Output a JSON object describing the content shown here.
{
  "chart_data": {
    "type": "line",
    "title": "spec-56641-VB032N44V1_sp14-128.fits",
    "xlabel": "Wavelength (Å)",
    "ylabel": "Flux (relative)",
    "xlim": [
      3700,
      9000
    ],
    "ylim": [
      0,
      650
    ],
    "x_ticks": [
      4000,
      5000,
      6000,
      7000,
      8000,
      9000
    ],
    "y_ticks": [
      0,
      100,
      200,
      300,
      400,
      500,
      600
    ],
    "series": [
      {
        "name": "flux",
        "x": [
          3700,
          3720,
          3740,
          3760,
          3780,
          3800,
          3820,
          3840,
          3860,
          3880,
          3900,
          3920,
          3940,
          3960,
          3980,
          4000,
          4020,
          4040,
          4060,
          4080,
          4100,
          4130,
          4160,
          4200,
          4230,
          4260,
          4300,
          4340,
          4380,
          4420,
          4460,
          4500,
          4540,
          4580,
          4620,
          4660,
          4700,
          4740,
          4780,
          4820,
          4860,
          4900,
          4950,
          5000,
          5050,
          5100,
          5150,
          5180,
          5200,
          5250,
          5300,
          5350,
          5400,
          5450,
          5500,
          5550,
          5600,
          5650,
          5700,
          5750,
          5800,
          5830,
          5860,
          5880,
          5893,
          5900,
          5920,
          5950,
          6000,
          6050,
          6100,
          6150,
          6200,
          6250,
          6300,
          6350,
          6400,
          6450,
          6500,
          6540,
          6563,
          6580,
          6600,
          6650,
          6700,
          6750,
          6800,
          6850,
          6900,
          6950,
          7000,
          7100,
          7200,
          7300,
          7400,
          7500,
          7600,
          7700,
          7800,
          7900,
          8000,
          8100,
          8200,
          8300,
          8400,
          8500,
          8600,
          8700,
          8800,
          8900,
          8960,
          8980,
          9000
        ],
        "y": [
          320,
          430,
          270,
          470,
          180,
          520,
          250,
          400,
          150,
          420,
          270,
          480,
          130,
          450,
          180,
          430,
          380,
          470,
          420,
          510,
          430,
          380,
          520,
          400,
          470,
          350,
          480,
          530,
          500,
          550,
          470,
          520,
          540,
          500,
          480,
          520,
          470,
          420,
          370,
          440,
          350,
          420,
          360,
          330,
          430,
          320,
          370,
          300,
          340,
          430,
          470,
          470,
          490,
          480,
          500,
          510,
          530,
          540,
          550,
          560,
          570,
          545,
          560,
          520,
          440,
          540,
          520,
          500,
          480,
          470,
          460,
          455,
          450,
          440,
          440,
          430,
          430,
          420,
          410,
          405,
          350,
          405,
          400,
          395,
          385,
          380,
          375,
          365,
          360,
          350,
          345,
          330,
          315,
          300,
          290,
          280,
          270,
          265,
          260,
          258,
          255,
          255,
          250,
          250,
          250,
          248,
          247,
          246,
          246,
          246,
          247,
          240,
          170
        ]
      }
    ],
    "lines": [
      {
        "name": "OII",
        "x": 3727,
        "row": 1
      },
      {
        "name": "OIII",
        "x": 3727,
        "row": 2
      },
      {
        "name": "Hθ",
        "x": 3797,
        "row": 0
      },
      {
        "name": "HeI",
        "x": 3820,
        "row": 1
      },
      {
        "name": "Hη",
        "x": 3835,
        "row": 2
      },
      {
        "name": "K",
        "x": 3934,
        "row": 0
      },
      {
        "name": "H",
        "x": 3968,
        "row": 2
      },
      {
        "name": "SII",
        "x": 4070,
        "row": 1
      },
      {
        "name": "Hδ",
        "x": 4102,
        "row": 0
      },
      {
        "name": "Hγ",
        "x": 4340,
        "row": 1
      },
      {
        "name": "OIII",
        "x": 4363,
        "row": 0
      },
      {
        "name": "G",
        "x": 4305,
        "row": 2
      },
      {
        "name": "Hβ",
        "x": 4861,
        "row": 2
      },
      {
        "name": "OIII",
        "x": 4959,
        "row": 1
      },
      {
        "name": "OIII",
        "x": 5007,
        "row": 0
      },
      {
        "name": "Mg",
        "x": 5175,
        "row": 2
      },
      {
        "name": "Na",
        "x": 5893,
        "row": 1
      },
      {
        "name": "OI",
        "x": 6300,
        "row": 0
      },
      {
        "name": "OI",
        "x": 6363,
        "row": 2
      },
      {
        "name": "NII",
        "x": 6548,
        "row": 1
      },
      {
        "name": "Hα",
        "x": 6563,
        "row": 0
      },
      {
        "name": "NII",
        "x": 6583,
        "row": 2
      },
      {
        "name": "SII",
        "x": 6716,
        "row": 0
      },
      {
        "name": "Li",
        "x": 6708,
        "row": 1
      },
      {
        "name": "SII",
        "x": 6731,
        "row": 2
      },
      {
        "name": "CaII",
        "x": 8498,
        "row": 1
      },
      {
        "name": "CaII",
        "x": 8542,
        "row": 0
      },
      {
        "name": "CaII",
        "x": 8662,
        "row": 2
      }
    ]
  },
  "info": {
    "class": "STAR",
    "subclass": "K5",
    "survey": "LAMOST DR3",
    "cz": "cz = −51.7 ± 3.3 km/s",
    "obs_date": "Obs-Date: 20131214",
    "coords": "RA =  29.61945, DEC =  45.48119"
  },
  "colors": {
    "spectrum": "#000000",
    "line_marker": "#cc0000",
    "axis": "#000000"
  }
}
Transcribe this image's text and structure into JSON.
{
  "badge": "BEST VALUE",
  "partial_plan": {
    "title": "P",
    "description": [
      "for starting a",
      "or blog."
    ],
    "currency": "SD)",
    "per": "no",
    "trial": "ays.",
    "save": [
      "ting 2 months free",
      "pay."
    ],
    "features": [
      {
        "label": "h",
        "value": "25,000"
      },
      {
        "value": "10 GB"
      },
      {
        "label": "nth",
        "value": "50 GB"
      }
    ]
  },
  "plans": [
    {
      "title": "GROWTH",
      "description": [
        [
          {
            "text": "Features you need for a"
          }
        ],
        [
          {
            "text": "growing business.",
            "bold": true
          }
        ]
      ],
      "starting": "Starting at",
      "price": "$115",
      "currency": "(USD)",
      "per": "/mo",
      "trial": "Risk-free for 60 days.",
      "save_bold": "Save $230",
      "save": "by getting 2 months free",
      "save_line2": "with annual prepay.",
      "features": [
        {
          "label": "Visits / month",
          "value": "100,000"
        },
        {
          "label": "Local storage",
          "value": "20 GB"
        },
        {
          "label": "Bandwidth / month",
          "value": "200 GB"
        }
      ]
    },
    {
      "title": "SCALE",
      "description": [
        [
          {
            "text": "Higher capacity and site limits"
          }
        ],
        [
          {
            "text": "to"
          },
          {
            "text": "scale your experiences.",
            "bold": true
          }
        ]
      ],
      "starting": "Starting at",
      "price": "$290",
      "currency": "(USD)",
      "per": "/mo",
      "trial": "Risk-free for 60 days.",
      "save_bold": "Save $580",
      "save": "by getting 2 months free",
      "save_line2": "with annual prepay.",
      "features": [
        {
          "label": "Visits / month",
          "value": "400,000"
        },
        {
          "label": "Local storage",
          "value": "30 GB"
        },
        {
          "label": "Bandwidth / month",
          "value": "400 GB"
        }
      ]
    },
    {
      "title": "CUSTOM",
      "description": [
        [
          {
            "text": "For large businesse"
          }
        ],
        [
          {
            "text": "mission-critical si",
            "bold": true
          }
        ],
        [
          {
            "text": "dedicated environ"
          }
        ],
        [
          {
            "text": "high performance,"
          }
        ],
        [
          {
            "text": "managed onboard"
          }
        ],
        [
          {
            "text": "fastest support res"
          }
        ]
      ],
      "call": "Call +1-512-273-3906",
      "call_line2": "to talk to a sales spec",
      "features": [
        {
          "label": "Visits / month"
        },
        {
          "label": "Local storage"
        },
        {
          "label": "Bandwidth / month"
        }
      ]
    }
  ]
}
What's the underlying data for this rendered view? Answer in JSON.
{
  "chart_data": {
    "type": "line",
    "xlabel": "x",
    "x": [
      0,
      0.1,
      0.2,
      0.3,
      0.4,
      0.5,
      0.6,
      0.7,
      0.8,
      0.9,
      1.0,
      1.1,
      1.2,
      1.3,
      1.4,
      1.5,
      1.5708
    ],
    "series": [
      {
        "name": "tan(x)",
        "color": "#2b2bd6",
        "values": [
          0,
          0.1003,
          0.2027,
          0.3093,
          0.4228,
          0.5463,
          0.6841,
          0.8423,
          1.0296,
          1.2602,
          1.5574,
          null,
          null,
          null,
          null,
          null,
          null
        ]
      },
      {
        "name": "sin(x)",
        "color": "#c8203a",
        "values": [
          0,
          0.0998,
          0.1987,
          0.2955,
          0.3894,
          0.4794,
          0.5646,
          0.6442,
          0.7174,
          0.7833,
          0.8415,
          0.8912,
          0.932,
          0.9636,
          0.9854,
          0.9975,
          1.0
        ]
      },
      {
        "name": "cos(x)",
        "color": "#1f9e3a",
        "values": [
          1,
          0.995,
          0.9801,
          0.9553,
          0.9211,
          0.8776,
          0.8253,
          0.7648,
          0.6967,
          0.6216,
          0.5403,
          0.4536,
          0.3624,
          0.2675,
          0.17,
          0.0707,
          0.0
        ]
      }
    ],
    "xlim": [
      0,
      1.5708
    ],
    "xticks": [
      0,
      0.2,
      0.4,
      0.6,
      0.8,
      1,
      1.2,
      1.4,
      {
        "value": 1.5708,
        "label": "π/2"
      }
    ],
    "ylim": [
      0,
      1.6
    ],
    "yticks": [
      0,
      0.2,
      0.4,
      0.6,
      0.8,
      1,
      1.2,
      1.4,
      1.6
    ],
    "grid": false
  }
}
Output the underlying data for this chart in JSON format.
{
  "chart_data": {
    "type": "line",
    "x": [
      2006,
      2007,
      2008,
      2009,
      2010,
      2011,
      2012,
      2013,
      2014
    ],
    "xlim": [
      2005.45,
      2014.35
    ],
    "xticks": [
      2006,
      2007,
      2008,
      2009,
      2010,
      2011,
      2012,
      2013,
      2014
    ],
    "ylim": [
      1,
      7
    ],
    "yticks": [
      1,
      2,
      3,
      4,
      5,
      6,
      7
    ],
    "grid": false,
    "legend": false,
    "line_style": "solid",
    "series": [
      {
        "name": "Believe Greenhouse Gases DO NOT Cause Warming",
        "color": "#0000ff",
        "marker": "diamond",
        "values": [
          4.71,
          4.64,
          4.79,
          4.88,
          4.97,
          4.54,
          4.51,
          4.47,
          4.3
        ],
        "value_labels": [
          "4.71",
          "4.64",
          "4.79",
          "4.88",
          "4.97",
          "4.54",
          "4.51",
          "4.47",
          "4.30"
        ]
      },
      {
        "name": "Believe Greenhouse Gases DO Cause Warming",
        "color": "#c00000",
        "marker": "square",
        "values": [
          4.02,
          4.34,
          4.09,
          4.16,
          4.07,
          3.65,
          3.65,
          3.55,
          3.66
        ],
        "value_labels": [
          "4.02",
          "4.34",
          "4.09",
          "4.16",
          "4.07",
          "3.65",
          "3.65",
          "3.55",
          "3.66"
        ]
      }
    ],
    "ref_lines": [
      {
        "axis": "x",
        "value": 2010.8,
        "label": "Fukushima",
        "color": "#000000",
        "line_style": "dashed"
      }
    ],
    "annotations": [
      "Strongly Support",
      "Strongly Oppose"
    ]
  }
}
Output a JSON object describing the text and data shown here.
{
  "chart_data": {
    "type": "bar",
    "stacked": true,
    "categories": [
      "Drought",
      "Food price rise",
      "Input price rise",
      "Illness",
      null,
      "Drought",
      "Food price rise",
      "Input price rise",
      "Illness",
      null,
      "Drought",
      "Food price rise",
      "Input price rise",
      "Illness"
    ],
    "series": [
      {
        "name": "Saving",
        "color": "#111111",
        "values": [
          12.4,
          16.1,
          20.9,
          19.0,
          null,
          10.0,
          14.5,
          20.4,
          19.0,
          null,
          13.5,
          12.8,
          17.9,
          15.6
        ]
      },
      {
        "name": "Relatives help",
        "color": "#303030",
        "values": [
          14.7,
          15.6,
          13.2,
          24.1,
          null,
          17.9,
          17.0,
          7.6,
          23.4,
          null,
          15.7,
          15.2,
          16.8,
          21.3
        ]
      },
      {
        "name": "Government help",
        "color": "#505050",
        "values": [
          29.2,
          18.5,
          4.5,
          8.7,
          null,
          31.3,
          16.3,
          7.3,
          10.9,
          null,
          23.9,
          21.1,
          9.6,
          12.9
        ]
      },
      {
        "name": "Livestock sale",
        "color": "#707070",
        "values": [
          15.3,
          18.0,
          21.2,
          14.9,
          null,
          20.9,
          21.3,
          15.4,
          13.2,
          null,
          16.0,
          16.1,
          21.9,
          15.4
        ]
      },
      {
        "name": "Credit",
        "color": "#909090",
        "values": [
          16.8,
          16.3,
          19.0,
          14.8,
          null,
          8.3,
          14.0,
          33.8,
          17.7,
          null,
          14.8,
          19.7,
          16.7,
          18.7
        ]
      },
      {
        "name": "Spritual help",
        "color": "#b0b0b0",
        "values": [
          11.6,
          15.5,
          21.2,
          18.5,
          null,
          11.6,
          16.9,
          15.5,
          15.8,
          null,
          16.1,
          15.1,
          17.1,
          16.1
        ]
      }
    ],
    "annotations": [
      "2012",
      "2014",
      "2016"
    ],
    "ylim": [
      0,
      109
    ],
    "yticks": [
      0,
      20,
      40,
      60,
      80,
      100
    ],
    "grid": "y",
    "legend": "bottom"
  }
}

Aim of the exercise: Say, as a number only, how many lines of the data contain "Believe".

Answer for the task: 2